- To do -
Copy out every line in which the string "members" occurs.

>> BEGIN

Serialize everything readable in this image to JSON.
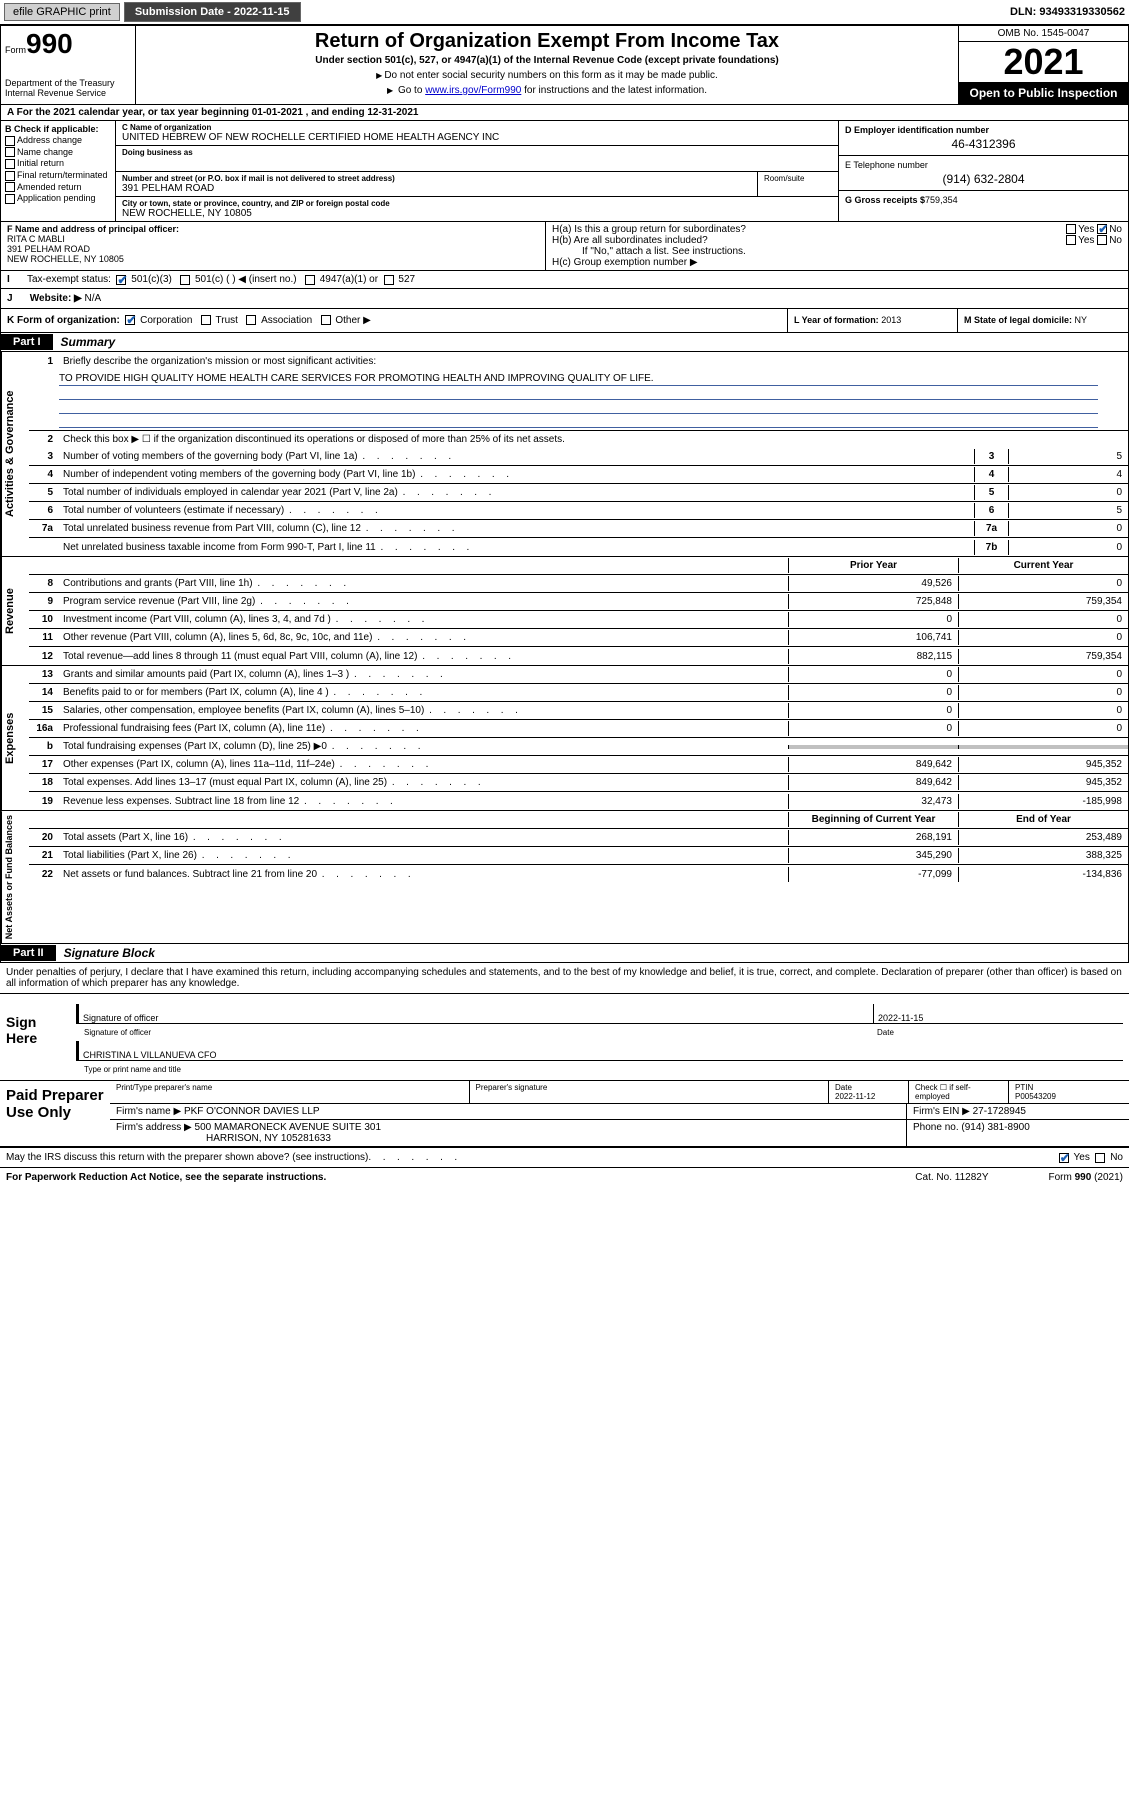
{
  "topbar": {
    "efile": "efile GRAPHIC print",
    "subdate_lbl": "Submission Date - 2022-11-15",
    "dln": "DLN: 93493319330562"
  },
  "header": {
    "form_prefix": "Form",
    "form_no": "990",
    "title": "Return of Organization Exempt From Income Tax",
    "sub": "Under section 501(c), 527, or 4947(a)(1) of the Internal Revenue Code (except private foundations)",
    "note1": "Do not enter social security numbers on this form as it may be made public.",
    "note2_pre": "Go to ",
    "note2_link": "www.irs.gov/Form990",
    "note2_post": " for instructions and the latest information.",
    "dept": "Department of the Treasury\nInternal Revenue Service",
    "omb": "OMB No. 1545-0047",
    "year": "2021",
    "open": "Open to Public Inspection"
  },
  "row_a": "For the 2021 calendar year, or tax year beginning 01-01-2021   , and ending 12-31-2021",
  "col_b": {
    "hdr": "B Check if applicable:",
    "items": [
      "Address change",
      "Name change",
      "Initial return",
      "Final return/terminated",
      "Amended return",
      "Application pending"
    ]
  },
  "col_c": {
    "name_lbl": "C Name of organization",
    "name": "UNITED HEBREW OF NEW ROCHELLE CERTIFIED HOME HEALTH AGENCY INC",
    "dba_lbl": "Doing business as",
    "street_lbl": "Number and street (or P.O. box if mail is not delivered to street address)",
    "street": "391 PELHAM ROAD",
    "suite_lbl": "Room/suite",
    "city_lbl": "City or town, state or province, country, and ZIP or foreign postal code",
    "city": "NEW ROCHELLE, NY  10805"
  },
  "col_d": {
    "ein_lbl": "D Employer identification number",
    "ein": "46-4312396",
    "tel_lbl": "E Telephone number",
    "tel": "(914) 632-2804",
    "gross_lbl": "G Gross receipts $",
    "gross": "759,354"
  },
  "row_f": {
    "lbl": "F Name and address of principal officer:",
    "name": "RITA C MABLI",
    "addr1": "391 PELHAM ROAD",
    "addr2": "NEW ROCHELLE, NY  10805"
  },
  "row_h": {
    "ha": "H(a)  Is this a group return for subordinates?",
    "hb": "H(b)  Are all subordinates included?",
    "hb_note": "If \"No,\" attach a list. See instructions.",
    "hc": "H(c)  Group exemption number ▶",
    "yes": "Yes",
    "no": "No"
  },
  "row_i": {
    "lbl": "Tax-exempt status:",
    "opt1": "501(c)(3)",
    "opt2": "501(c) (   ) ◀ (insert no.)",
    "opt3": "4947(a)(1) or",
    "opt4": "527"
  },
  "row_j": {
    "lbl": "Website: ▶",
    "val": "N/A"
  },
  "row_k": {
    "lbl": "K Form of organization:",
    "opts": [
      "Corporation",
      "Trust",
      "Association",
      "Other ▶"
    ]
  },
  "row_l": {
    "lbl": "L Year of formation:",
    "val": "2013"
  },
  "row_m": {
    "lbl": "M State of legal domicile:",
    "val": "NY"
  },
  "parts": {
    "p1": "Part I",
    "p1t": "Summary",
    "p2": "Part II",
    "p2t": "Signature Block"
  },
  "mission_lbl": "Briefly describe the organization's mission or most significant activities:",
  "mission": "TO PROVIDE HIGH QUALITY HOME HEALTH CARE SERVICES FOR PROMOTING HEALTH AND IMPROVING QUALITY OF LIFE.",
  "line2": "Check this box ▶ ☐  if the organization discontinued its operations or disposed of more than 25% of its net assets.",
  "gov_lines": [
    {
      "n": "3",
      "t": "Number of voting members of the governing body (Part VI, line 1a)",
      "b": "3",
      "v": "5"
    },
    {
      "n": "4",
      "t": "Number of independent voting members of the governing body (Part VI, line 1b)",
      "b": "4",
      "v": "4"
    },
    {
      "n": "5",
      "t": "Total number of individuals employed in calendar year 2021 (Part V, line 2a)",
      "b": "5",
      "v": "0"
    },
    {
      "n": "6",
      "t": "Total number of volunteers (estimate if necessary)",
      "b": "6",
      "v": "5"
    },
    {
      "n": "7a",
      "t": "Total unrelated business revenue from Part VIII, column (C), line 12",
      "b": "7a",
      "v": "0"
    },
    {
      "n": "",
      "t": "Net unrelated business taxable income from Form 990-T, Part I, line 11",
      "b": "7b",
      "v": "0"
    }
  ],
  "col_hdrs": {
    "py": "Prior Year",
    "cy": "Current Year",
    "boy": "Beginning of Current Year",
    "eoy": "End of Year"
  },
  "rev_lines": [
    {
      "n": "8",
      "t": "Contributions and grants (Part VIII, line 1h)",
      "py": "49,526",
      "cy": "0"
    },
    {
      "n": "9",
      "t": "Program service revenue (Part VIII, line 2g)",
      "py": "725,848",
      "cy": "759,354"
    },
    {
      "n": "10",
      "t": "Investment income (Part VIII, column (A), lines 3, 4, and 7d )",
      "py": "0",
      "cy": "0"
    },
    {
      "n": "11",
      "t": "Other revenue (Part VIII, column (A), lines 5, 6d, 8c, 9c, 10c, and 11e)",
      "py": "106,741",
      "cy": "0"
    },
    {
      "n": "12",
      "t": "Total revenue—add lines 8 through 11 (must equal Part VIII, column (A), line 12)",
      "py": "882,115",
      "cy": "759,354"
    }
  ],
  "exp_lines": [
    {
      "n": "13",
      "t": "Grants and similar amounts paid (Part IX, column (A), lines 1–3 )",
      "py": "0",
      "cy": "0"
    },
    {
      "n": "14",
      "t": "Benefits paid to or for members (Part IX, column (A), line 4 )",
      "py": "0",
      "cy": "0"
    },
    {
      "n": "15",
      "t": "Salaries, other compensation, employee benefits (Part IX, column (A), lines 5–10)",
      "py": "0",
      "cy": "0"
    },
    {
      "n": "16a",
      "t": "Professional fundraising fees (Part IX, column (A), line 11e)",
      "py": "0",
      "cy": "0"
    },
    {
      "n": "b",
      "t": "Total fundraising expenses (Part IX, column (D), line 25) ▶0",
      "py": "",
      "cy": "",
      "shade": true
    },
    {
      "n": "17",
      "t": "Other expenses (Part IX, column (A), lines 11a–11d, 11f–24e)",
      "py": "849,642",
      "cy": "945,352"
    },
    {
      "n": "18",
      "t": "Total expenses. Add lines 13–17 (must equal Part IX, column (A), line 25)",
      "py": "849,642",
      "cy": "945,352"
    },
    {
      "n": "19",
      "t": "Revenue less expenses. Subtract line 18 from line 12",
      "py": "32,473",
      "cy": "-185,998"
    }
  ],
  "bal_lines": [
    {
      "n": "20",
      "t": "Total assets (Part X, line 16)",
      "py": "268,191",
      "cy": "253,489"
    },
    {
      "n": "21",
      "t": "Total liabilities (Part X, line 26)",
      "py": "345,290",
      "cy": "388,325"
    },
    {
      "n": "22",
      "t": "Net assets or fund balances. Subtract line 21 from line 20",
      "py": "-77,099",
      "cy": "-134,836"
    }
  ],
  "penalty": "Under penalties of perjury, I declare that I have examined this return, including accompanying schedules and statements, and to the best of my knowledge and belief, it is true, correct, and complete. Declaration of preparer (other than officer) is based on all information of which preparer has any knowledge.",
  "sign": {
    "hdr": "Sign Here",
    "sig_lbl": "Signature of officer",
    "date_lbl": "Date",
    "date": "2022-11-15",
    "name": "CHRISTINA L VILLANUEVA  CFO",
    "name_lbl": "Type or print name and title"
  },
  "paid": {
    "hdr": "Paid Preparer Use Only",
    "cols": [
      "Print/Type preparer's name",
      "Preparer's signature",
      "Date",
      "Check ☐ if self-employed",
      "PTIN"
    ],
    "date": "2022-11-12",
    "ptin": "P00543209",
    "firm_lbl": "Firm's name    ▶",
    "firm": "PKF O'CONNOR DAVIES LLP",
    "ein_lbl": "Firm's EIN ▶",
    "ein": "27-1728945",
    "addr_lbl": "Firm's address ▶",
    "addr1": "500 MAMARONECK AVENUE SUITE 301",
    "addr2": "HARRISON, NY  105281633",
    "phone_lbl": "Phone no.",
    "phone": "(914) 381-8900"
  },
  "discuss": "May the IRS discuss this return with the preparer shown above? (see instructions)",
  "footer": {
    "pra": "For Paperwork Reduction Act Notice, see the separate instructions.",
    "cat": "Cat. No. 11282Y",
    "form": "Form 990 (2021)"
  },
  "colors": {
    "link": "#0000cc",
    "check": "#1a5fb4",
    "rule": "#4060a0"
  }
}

>> END

- Output for this task -
      "t": "Number of voting members of the governing body (Part VI, line 1a)",
      "t": "Number of independent voting members of the governing body (Part VI, line 1b)",
      "t": "Benefits paid to or for members (Part IX, column (A), line 4 )",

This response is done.